## START Raw records
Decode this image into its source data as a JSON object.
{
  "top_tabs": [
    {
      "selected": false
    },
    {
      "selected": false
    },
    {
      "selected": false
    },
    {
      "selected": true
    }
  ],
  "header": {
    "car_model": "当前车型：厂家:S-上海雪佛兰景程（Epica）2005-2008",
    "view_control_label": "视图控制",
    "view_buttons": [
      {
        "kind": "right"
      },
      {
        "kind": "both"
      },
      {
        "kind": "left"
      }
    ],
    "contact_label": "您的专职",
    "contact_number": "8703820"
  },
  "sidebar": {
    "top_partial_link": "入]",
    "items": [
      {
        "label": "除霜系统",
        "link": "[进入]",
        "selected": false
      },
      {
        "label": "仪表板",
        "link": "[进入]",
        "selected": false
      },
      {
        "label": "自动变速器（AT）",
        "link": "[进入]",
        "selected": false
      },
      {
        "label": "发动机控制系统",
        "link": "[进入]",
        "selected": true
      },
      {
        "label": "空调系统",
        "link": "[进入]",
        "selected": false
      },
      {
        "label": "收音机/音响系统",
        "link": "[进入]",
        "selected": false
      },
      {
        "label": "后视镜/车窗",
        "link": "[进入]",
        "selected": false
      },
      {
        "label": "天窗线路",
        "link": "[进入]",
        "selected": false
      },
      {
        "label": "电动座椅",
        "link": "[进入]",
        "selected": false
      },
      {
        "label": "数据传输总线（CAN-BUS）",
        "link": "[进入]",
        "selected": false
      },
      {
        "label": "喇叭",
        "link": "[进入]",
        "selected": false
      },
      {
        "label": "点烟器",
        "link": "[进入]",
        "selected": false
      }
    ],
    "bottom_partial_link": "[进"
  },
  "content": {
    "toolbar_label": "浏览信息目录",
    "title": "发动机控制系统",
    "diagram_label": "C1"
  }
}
## END Raw records
## START Raw records
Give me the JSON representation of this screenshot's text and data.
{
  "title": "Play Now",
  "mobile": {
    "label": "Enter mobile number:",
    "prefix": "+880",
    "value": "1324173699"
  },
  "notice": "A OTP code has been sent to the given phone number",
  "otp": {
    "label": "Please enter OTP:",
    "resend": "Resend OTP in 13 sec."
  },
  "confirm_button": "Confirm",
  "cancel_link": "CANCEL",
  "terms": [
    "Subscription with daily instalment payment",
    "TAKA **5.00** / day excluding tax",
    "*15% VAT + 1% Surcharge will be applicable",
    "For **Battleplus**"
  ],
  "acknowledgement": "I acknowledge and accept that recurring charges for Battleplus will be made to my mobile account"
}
## END Raw records
To do: Extract from the material all lines containing the string "data".

Task answer:
Decode this image into its source data as a JSON object.
Give me the JSON representation of this screenshot's text and data.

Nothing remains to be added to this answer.